* _Exercise A_: Copy, line for line, the stretch of the records from the line containing "For every button, label, input, icon, or" through the line containing "stepper-arrows[interactable] — [112, 140, 128, 161]", including both of those lines. Leave the pictures out of your copy.

* _Extract_:
★ ★ ★ ★ ★
You are viewing a plain text version of this content. The canonical link for it is here.

Posted to user@hbase.apache.org by grashmi13 <ra...@rsystems.com> on 2012/07/11 21:16:09 UTC

Hbase Schema

Hi,

In RDBMS we have multiple DB schemas\oracle user instances.

Similarly, can we have multiple db schemas in hbase? If yes, can we have
multiple schemas one one hadoop-hbase cluster? If multiple schemas possible,
how can we define them? Using configuration or programatically?

Q2: can we have same column family name in multiple tables? if yes, does it
impacts performance if we have same name column family in multiple tables?

Q3: Sequential keys improves read performance and random keys improves write
performance. which way one must go?

Q4: What are best practices to improve hadoop+hbase performance?
★ ★ ★ ★ ★
* _Records to process_:

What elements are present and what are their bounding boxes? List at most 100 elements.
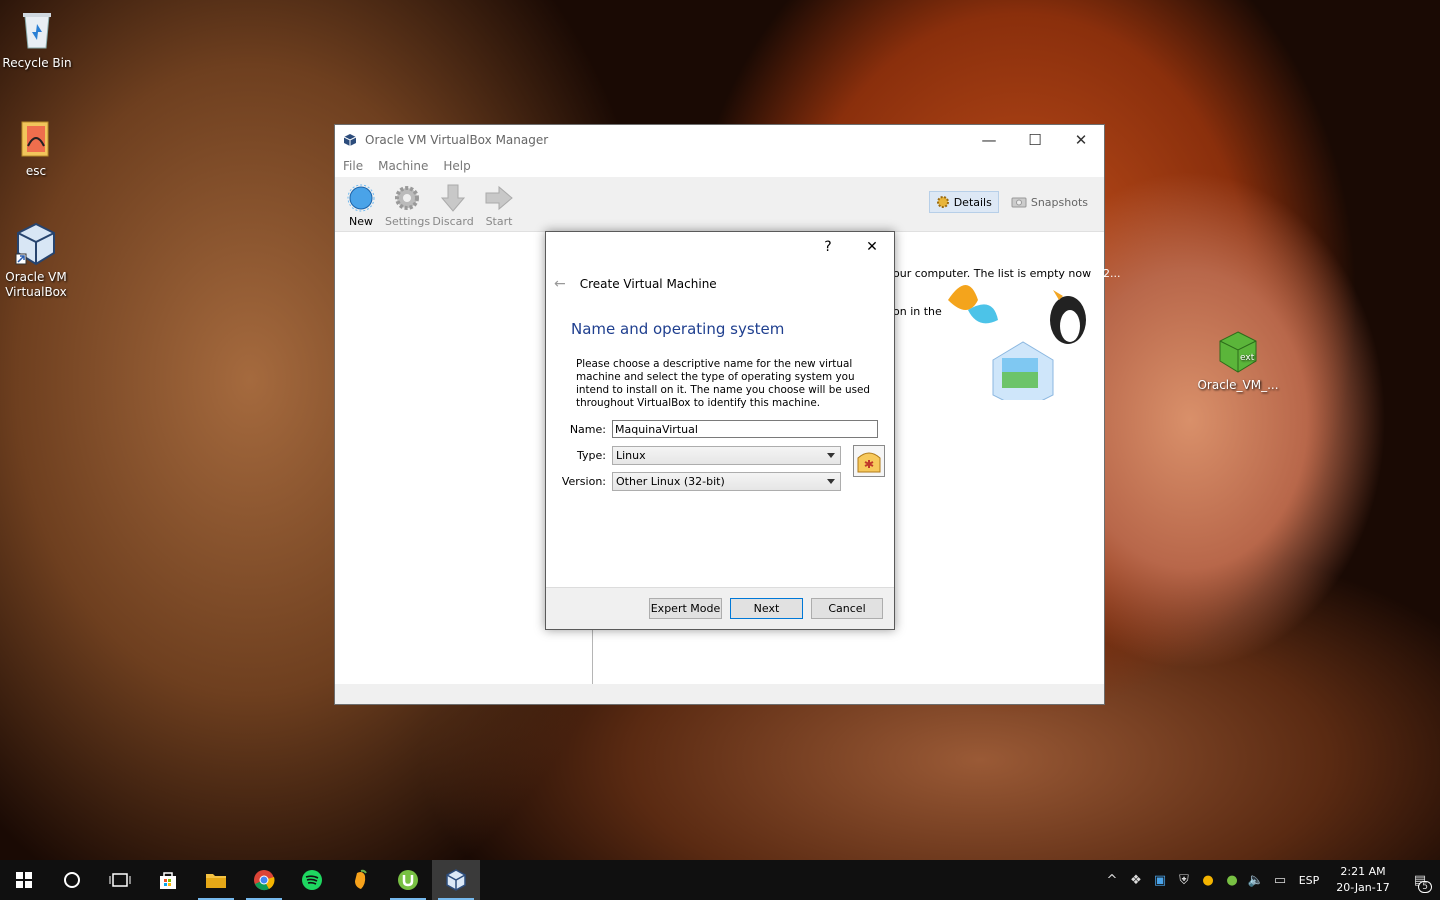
★ ★ ★ ★ ★
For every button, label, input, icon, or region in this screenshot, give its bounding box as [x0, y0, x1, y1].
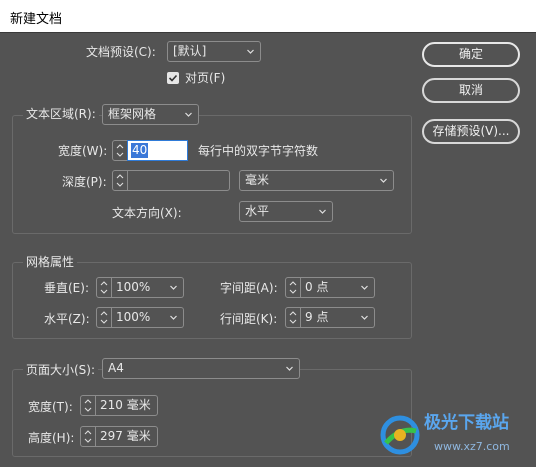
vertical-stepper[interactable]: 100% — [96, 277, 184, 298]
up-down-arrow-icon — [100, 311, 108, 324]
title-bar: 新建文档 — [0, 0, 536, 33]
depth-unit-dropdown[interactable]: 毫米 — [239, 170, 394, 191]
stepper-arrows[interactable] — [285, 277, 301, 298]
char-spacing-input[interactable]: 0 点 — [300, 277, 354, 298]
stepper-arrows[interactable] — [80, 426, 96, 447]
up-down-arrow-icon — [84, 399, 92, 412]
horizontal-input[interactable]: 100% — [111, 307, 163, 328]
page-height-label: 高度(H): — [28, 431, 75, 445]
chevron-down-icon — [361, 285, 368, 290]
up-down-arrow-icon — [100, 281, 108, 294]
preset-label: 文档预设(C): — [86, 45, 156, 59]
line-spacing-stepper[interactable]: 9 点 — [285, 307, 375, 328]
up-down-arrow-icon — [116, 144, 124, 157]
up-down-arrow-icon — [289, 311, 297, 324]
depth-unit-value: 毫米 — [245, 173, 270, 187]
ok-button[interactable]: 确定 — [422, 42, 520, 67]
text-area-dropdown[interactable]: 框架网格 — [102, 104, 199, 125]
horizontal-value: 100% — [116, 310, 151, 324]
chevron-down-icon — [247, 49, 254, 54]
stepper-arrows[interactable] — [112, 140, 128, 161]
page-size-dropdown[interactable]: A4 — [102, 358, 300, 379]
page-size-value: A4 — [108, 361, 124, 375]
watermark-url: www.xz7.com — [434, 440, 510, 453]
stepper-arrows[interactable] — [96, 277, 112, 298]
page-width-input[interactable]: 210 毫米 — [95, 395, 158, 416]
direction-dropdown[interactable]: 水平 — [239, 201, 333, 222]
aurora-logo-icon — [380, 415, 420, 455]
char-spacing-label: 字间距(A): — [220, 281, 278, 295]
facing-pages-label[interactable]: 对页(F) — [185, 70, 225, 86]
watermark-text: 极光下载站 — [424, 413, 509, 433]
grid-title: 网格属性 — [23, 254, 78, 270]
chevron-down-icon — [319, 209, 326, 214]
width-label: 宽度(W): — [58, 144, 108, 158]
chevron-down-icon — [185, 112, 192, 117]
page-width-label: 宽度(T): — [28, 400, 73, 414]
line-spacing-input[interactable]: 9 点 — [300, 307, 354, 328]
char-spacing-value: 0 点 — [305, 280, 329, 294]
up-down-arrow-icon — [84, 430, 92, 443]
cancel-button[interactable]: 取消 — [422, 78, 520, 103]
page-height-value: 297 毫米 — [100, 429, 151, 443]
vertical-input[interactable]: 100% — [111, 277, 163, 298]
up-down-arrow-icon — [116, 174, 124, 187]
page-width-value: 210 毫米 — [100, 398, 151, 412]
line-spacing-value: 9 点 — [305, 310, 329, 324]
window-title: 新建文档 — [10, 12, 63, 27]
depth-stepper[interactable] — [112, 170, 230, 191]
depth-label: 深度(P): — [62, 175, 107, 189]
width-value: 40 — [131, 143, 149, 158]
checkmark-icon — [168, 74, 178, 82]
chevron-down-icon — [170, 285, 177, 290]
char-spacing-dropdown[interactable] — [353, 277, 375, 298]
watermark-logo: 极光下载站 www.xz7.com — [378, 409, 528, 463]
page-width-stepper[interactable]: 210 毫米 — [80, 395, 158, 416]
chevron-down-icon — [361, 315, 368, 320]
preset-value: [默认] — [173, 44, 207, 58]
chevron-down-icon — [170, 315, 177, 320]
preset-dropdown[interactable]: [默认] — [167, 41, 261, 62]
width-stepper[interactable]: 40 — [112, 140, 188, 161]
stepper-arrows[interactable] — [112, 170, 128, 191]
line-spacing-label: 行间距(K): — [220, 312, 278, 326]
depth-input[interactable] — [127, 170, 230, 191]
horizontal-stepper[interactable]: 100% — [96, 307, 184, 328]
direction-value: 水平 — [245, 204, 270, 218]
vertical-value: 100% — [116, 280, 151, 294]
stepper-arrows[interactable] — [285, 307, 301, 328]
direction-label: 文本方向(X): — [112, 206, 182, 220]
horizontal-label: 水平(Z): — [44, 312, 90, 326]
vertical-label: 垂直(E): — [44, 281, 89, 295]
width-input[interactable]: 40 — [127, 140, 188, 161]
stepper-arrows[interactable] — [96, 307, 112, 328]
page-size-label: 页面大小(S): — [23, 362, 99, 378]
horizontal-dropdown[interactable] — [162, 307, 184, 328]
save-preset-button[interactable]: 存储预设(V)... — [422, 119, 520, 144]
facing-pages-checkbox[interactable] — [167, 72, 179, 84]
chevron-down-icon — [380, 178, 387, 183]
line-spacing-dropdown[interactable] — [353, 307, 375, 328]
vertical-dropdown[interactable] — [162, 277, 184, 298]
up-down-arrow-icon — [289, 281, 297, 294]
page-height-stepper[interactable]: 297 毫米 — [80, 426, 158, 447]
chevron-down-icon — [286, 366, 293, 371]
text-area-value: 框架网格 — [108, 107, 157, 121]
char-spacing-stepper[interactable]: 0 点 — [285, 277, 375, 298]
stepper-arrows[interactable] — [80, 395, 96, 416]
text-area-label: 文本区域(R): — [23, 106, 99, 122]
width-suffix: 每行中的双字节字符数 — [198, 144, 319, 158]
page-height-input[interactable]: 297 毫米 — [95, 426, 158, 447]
★ ★ ★ ★ ★
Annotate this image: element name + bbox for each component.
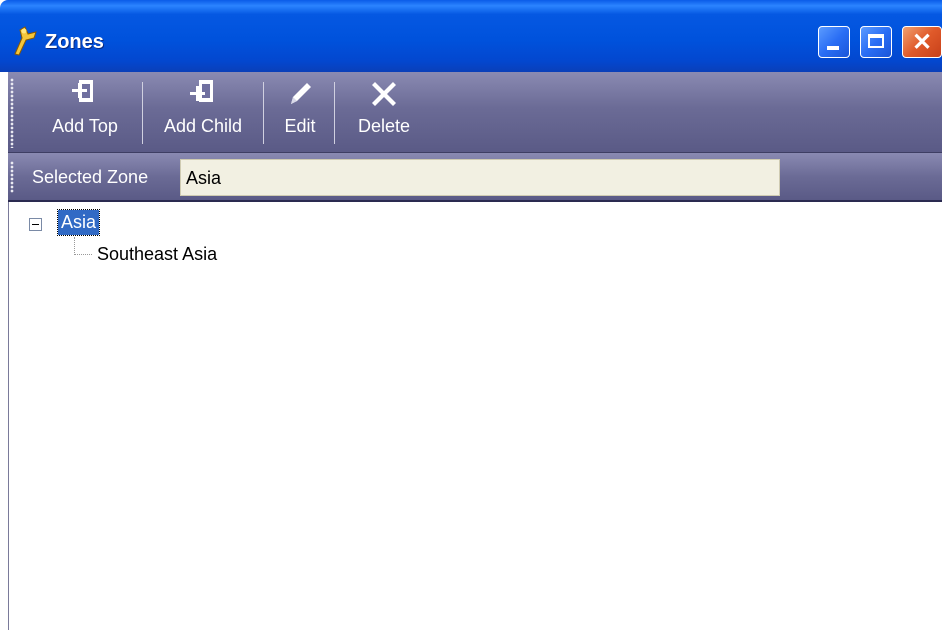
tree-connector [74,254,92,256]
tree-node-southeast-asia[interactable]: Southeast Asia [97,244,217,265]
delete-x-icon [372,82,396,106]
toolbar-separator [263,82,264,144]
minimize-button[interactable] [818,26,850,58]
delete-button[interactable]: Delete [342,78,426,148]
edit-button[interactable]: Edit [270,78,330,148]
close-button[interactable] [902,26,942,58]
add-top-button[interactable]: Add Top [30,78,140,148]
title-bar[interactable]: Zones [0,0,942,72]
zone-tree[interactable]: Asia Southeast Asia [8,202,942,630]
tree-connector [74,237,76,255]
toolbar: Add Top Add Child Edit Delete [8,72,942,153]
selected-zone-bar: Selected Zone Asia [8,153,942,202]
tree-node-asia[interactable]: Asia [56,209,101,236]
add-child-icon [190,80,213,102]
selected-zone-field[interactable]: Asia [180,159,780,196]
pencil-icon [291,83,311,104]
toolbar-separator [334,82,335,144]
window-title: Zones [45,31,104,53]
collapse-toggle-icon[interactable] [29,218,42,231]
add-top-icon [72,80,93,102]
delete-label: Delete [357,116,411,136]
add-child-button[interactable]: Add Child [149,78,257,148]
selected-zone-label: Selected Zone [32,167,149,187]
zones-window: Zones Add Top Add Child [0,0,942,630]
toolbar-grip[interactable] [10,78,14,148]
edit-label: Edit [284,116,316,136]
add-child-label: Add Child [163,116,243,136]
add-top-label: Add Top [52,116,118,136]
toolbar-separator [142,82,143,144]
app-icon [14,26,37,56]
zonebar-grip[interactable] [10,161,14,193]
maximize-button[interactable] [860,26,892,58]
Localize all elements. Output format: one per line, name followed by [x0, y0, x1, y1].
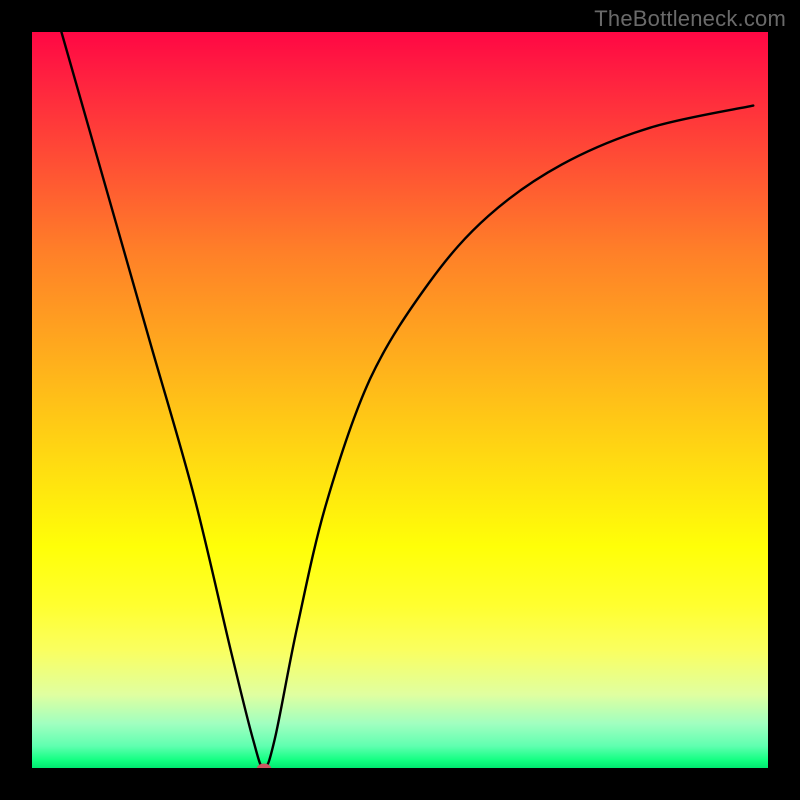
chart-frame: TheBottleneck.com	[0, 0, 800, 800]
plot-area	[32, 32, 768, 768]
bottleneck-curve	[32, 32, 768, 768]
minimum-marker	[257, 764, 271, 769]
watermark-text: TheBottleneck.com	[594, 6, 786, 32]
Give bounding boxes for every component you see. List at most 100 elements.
★ ★ ★ ★ ★
* _Exercise B_: In the HBase mailing-list post, which kind of keys does the writer say improves read performance?

* _Final result A_:
For every button, label, input, icon, or region in this screenshot, give its bounding box as [x0, y0, x1, y1].
vertical-stepper[interactable]: 100% — [96, 277, 184, 298]
up-down-arrow-icon — [100, 311, 108, 324]
title-bar: 新建文档 — [0, 0, 536, 33]
depth-unit-dropdown[interactable]: 毫米 — [239, 170, 394, 191]
stepper-arrows[interactable] — [285, 277, 301, 298]
char-spacing-input[interactable]: 0 点 — [300, 277, 354, 298]
stepper-arrows[interactable] — [80, 426, 96, 447]
up-down-arrow-icon — [84, 399, 92, 412]
horizontal-input[interactable]: 100% — [111, 307, 163, 328]
page-height-label: 高度(H): — [28, 431, 75, 445]
chevron-down-icon — [361, 285, 368, 290]
up-down-arrow-icon — [100, 281, 108, 294]
preset-label: 文档预设(C): — [86, 45, 156, 59]
line-spacing-stepper[interactable]: 9 点 — [285, 307, 375, 328]
up-down-arrow-icon — [116, 144, 124, 157]
up-down-arrow-icon — [289, 311, 297, 324]
depth-unit-value: 毫米 — [245, 173, 270, 187]
ok-button[interactable]: 确定 — [422, 42, 520, 67]
text-area-dropdown[interactable]: 框架网格 — [102, 104, 199, 125]
horizontal-value: 100% — [116, 310, 151, 324]
chevron-down-icon — [247, 49, 254, 54]
stepper-arrows[interactable] — [112, 140, 128, 161]

* _Final result B_: Sequential keys.